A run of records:
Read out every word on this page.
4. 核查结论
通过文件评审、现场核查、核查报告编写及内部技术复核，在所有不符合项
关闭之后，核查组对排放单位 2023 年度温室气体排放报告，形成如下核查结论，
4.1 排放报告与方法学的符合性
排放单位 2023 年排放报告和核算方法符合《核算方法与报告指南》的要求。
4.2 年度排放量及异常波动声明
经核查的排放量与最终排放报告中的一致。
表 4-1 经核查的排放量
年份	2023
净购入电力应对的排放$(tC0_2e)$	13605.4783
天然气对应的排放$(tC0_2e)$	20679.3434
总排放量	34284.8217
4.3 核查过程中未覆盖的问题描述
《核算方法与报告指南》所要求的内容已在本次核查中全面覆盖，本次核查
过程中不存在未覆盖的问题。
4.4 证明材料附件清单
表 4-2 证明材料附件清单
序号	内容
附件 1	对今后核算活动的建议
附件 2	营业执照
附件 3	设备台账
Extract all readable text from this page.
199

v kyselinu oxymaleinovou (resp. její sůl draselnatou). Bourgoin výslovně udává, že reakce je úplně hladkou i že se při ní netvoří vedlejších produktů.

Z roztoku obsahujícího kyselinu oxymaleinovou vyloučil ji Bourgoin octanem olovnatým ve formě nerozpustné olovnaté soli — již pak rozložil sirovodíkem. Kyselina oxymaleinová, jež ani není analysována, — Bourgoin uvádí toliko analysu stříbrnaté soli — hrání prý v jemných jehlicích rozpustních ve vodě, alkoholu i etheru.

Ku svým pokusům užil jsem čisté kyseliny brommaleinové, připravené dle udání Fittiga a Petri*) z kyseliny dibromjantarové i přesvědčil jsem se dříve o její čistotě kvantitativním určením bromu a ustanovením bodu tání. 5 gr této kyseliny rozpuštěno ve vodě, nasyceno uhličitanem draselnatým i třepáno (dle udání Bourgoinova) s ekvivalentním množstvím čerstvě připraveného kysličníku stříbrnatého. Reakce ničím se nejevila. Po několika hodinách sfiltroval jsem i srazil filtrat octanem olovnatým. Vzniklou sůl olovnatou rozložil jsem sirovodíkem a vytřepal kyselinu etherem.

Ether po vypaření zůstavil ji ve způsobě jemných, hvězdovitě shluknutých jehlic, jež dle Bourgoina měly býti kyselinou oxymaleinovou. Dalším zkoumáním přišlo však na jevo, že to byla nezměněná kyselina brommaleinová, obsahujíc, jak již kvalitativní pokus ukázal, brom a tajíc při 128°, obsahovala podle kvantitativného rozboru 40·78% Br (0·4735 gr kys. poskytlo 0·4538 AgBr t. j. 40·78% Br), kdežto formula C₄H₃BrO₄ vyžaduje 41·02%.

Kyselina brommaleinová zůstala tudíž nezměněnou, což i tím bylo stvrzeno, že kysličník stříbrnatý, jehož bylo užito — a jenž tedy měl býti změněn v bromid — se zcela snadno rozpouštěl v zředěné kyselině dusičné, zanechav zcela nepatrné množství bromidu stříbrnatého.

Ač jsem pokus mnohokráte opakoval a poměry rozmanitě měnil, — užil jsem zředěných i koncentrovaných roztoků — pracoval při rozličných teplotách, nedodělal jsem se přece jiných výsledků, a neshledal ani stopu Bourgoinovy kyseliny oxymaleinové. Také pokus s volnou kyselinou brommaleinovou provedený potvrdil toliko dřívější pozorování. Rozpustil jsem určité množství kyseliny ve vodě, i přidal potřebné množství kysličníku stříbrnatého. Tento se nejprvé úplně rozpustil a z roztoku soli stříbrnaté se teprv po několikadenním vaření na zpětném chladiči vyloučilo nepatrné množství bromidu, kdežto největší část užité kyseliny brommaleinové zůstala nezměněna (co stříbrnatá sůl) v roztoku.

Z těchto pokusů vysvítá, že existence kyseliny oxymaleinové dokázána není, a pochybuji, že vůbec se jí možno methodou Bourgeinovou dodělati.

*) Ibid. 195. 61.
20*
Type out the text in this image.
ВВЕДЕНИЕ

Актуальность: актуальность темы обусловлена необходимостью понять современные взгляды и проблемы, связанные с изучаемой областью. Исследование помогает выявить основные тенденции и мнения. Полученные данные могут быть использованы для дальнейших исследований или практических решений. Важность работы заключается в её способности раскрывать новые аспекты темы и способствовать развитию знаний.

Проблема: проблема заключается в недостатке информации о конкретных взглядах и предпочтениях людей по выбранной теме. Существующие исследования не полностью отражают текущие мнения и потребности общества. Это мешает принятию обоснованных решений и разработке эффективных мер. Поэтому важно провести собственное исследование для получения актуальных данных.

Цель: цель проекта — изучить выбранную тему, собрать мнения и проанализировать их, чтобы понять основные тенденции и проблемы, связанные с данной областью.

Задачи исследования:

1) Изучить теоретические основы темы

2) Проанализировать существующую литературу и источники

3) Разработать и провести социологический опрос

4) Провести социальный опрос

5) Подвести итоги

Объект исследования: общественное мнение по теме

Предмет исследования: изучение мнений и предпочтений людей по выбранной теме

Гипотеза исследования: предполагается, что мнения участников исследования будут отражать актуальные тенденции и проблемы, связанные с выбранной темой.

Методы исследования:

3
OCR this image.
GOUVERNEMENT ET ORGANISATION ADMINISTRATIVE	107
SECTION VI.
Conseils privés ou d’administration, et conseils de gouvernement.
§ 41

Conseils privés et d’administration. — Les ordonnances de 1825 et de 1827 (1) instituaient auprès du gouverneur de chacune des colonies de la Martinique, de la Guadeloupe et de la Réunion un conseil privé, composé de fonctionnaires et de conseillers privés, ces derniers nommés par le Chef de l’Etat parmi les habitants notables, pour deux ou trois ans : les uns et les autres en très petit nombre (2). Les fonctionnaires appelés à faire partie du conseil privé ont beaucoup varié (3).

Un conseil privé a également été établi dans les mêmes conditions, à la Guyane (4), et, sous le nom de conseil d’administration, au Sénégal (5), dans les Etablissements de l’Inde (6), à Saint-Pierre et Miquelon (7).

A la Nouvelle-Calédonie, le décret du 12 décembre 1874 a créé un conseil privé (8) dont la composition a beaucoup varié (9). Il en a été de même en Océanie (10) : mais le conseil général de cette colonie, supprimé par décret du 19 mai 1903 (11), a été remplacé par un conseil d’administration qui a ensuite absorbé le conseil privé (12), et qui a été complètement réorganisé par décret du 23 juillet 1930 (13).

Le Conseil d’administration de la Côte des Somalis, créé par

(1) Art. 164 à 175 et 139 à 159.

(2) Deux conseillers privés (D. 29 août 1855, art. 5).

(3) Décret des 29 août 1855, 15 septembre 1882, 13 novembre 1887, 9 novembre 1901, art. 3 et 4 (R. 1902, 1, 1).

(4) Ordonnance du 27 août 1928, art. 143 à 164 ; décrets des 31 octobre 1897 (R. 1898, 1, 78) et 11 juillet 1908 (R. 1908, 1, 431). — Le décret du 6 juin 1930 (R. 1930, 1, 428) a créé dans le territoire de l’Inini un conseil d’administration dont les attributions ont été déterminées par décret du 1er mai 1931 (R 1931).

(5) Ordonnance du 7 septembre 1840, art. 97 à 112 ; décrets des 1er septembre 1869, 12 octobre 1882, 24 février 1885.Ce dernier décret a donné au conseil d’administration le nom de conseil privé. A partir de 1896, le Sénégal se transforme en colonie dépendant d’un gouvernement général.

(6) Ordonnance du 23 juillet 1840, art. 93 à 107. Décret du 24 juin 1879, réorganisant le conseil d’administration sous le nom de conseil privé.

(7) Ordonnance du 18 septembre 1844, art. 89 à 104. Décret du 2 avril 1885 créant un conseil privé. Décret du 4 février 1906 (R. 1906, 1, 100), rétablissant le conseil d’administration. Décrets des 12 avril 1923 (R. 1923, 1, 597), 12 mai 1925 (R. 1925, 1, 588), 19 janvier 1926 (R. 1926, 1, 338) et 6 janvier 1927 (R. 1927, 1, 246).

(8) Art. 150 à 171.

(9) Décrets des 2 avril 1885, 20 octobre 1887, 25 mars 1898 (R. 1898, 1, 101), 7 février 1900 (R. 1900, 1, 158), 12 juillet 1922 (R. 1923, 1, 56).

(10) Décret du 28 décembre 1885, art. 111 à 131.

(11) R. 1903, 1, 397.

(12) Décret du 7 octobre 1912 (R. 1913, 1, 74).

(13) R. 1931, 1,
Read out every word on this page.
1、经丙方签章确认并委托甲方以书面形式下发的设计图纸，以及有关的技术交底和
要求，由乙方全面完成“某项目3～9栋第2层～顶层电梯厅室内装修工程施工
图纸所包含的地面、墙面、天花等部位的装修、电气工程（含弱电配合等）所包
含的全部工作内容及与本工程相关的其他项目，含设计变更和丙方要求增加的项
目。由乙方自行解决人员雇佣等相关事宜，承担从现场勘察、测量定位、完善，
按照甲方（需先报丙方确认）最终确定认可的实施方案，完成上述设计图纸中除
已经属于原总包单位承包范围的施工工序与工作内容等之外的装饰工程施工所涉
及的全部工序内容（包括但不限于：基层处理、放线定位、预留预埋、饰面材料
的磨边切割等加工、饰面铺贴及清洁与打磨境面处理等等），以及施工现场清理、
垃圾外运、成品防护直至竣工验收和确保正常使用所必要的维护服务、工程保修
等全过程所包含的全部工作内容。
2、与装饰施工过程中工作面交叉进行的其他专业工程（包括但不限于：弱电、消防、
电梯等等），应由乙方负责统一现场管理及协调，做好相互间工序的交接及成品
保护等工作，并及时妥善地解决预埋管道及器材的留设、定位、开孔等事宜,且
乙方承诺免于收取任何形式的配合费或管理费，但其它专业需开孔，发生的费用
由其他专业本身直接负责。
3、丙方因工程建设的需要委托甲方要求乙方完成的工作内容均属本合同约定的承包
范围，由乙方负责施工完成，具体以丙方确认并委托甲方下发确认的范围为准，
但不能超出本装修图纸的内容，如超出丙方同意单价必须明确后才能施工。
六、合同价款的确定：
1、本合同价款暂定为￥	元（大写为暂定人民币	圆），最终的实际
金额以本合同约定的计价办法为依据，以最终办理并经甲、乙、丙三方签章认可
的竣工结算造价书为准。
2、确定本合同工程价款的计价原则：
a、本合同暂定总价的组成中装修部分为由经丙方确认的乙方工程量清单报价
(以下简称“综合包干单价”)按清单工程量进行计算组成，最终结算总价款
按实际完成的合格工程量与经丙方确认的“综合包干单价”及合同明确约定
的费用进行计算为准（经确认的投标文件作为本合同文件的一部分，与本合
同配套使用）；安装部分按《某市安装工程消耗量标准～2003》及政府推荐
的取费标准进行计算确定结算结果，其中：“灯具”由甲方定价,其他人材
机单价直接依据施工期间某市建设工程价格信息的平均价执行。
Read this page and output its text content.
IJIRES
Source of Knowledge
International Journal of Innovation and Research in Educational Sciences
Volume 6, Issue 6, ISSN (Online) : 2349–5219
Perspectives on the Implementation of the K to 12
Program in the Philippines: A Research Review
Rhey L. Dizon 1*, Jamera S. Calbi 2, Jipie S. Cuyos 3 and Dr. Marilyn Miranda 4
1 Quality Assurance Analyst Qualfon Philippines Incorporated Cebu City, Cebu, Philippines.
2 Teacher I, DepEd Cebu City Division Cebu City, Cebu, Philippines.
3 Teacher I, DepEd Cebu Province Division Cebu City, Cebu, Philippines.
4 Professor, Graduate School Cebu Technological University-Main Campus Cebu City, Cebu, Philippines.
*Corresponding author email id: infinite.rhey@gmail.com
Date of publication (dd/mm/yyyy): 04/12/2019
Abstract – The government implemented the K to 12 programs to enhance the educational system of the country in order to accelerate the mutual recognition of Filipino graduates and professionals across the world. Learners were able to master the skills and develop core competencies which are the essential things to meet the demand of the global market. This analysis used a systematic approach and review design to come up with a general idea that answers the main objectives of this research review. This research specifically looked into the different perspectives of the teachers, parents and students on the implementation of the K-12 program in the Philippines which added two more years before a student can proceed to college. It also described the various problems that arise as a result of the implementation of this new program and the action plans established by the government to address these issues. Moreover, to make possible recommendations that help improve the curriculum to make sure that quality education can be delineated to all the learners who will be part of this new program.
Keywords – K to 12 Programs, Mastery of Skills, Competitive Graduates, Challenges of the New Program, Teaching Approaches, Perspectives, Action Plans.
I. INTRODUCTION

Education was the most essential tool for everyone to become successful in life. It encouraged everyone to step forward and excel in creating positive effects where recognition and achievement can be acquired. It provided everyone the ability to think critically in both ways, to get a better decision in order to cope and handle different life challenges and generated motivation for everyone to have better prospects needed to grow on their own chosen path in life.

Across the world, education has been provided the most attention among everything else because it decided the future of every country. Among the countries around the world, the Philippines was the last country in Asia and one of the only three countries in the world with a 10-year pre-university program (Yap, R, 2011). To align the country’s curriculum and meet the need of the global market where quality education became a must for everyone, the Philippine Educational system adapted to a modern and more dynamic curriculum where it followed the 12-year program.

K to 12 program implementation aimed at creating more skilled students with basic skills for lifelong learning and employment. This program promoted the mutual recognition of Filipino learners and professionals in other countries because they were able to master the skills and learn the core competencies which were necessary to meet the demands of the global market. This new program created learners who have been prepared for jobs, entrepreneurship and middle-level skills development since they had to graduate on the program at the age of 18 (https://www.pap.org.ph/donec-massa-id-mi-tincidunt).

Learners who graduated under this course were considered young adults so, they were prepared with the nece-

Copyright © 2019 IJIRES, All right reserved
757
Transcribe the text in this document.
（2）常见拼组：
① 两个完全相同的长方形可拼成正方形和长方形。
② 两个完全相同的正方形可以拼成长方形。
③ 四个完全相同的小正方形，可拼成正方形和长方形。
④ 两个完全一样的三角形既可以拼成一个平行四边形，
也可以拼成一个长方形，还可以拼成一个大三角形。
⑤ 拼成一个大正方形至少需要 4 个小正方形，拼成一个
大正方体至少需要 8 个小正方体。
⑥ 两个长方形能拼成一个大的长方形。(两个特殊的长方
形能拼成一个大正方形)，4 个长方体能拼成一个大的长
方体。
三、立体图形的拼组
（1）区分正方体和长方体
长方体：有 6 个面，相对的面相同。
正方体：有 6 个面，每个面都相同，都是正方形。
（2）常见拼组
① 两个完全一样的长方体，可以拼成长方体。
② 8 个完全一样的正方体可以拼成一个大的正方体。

*PROMPT*. Gather all lines of the records that include the word "system".

*WRITTEN RESPONSE*.
Abstract – The government implemented the K to 12 programs to enhance the educational system of the country in order to accelerate the mutual recognition of Filipino graduates and professionals across the world. Learners were able to master the skills and develop core competencies which are the essential things to meet the demand of the global market. This analysis used a systematic approach and review design to come up with a general idea that answers the main objectives of this research review. This research specifically looked into the different perspectives of the teachers, parents and students on the implementation of the K-12 program in the Philippines which added two more years before a student can proceed to college. It also described the various problems that arise as a result of the implementation of this new program and the action plans established by the government to address these issues. Moreover, to make possible recommendations that help improve the curriculum to make sure that quality education can be delineated to all the learners who will be part of this new program.
Across the world, education has been provided the most attention among everything else because it decided the future of every country. Among the countries around the world, the Philippines was the last country in Asia and one of the only three countries in the world with a 10-year pre-university program (Yap, R, 2011). To align the country’s curriculum and meet the need of the global market where quality education became a must for everyone, the Philippine Educational system adapted to a modern and more dynamic curriculum where it followed the 12-year program.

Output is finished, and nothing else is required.